→ **GIVEN RECORDS**:
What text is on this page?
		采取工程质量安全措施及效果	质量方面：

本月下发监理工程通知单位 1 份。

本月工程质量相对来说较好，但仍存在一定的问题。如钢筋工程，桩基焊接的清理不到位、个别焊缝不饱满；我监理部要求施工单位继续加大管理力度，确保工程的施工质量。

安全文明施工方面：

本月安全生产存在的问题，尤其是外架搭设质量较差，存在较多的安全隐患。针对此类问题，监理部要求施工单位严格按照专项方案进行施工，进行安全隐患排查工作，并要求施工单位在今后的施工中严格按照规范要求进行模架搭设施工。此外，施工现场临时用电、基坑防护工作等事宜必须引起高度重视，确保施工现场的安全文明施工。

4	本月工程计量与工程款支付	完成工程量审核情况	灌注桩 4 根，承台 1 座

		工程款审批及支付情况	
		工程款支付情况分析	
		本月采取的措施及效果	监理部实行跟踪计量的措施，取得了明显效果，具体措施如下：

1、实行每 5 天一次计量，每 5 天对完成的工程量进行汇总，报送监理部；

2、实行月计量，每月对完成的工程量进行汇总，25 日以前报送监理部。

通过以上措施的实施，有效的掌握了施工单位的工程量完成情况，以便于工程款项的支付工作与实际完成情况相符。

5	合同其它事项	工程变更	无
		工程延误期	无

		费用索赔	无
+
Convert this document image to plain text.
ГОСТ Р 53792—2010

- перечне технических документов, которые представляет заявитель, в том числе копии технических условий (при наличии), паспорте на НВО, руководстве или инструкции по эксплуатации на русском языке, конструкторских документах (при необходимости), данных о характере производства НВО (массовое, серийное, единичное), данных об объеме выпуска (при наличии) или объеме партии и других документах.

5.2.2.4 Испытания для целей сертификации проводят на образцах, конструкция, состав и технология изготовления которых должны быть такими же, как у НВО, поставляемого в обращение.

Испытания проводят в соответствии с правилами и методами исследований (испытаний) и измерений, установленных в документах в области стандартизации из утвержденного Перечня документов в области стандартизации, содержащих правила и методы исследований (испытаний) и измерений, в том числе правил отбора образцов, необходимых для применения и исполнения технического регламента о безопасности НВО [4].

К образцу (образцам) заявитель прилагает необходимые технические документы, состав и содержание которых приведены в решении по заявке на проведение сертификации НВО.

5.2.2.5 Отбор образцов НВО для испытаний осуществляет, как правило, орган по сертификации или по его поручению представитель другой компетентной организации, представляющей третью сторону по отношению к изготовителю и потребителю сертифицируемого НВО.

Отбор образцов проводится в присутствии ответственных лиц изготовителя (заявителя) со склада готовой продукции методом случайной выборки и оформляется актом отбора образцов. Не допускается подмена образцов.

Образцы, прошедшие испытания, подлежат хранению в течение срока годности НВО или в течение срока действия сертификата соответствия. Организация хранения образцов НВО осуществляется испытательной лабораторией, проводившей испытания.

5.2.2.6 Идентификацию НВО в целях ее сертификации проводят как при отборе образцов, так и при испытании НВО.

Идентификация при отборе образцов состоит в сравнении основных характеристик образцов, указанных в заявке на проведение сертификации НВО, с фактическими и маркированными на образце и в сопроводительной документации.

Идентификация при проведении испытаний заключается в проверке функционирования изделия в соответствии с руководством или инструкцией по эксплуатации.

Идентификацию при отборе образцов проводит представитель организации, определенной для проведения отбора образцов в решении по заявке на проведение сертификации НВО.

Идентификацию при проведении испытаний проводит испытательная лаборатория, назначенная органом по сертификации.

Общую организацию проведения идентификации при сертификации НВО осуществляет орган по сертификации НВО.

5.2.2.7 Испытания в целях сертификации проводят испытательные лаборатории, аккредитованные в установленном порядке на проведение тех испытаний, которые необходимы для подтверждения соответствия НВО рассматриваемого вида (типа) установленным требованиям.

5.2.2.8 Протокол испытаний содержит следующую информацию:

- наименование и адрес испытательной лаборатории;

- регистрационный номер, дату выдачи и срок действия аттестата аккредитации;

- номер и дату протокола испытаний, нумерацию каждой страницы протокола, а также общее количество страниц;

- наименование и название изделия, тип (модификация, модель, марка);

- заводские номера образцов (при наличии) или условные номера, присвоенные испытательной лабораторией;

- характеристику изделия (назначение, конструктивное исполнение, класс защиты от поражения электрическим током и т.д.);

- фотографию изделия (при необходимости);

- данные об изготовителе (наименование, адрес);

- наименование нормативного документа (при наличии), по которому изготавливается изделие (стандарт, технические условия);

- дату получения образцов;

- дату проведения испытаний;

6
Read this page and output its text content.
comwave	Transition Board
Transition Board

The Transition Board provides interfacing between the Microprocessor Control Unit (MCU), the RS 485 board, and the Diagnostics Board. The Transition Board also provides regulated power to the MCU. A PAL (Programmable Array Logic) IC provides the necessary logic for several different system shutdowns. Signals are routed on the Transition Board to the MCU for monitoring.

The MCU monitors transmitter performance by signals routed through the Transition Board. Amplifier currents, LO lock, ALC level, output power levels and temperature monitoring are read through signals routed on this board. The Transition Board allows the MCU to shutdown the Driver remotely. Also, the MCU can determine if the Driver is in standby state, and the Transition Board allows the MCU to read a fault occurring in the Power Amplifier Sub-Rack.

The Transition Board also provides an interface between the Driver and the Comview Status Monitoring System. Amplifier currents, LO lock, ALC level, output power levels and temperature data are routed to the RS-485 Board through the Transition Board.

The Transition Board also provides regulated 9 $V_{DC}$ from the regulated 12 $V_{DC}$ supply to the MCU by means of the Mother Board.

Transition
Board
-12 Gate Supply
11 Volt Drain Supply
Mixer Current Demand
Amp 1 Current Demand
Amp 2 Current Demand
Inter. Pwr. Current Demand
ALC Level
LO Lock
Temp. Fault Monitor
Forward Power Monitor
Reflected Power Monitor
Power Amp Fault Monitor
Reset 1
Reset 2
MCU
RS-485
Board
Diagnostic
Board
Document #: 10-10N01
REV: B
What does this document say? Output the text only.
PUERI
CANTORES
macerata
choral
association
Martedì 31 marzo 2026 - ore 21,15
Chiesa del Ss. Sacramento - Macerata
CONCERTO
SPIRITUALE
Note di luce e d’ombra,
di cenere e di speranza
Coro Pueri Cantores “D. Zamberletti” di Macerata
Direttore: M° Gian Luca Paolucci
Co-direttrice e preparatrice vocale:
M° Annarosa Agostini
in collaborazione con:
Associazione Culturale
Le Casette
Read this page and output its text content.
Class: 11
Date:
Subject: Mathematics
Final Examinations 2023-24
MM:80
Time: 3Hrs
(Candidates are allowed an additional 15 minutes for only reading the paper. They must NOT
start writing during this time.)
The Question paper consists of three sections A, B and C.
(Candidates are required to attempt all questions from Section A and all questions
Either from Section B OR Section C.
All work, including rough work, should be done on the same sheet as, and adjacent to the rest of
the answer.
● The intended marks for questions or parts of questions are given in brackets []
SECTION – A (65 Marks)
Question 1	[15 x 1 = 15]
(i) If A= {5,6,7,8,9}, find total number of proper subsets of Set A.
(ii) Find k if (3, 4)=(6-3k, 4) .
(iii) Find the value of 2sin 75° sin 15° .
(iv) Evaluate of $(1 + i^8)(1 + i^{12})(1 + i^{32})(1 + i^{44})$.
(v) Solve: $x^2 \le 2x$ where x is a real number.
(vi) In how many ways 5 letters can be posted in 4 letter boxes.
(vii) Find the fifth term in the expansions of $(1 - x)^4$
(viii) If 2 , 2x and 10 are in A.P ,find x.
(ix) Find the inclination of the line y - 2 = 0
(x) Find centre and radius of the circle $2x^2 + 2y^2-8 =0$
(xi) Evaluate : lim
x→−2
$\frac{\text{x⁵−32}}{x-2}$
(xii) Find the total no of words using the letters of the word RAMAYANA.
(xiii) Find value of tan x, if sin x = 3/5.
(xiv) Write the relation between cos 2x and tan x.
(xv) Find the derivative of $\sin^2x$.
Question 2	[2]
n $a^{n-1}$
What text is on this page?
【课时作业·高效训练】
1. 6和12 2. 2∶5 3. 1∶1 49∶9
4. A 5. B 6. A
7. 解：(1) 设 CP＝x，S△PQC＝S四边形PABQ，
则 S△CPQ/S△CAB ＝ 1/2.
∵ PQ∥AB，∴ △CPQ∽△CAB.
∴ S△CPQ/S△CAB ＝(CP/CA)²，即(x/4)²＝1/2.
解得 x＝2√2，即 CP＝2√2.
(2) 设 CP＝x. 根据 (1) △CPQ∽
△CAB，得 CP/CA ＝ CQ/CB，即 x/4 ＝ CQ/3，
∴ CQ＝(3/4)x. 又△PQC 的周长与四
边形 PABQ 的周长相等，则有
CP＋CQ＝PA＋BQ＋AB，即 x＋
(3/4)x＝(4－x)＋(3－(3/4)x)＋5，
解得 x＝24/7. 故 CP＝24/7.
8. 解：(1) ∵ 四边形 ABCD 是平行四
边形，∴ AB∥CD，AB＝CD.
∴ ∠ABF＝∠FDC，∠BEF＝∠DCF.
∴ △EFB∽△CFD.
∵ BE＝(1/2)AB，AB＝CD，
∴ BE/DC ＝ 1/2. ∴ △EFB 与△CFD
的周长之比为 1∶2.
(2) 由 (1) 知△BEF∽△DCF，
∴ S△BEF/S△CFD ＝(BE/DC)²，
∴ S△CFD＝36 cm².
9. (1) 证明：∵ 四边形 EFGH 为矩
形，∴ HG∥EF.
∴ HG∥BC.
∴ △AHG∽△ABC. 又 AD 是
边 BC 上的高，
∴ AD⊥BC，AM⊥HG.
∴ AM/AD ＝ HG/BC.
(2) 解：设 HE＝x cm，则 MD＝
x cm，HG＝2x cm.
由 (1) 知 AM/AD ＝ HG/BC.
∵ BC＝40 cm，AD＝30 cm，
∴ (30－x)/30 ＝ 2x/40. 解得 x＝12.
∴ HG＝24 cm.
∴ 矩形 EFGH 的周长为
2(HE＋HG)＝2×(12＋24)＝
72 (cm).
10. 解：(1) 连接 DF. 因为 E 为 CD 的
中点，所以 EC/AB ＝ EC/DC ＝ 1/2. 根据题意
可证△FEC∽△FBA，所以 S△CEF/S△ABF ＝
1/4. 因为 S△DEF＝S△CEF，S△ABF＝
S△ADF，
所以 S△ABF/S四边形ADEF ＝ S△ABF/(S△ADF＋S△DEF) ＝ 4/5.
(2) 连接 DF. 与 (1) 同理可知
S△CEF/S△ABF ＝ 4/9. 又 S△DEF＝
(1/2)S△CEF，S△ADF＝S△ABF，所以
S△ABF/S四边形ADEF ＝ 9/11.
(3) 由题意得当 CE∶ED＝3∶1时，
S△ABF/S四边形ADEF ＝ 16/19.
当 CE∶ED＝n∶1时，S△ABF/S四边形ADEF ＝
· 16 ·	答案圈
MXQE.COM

→ **WHAT YOU WILL DO**: List all lines from the entries that include the word "которые".

→ **COMPLETED TASK**:
- перечне технических документов, которые представляет заявитель, в том числе копии технических условий (при наличии), паспорте на НВО, руководстве или инструкции по эксплуатации на русском языке, конструкторских документах (при необходимости), данных о характере производства НВО (массовое, серийное, единичное), данных об объеме выпуска (при наличии) или объеме партии и других документах.
5.2.2.7 Испытания в целях сертификации проводят испытательные лаборатории, аккредитованные в установленном порядке на проведение тех испытаний, которые необходимы для подтверждения соответствия НВО рассматриваемого вида (типа) установленным требованиям.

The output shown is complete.